Copy every line of the data below without changing anything.

>>>>

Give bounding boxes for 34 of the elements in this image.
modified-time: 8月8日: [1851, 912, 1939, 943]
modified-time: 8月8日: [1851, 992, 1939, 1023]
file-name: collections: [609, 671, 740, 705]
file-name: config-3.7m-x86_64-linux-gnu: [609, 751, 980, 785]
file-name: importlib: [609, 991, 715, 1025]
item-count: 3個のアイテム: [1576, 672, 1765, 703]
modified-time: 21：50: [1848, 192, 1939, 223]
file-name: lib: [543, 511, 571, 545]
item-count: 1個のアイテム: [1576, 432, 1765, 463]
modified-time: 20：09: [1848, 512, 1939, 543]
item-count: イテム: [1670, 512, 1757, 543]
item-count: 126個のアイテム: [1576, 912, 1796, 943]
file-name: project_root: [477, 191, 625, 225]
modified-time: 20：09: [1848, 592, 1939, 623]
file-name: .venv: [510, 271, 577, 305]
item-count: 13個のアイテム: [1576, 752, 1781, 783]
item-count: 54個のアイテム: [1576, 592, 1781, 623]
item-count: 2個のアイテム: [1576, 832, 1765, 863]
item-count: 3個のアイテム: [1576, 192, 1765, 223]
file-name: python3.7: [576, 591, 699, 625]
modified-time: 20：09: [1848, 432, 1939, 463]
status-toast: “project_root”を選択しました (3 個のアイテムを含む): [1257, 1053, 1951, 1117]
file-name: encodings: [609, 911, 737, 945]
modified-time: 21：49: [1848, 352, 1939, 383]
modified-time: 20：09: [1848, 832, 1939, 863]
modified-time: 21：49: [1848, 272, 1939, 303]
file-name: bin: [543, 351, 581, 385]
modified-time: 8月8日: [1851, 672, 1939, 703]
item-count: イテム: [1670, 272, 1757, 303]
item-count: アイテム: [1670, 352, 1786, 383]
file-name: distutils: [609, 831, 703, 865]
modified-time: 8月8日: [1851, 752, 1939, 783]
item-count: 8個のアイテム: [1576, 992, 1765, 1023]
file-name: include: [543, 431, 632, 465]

<<<<

Response:
Give bounding boxes for 34 of the elements in this image.
modified-time: 8月8日: [1851, 912, 1939, 943]
modified-time: 8月8日: [1851, 992, 1939, 1023]
file-name: collections: [609, 671, 740, 705]
file-name: config-3.7m-x86_64-linux-gnu: [609, 751, 980, 785]
file-name: importlib: [609, 991, 715, 1025]
item-count: 3個のアイテム: [1576, 672, 1765, 703]
modified-time: 21：50: [1848, 192, 1939, 223]
file-name: lib: [543, 511, 571, 545]
item-count: 1個のアイテム: [1576, 432, 1765, 463]
modified-time: 20：09: [1848, 512, 1939, 543]
item-count: イテム: [1670, 512, 1757, 543]
item-count: 126個のアイテム: [1576, 912, 1796, 943]
file-name: project_root: [477, 191, 625, 225]
modified-time: 20：09: [1848, 592, 1939, 623]
file-name: .venv: [510, 271, 577, 305]
item-count: 13個のアイテム: [1576, 752, 1781, 783]
item-count: 54個のアイテム: [1576, 592, 1781, 623]
item-count: 2個のアイテム: [1576, 832, 1765, 863]
item-count: 3個のアイテム: [1576, 192, 1765, 223]
file-name: python3.7: [576, 591, 699, 625]
modified-time: 20：09: [1848, 432, 1939, 463]
status-toast: “project_root”を選択しました (3 個のアイテムを含む): [1257, 1053, 1951, 1117]
file-name: encodings: [609, 911, 737, 945]
modified-time: 21：49: [1848, 352, 1939, 383]
modified-time: 20：09: [1848, 832, 1939, 863]
modified-time: 21：49: [1848, 272, 1939, 303]
file-name: bin: [543, 351, 581, 385]
modified-time: 8月8日: [1851, 672, 1939, 703]
item-count: イテム: [1670, 272, 1757, 303]
item-count: アイテム: [1670, 352, 1786, 383]
file-name: distutils: [609, 831, 703, 865]
modified-time: 8月8日: [1851, 752, 1939, 783]
item-count: 8個のアイテム: [1576, 992, 1765, 1023]
file-name: include: [543, 431, 632, 465]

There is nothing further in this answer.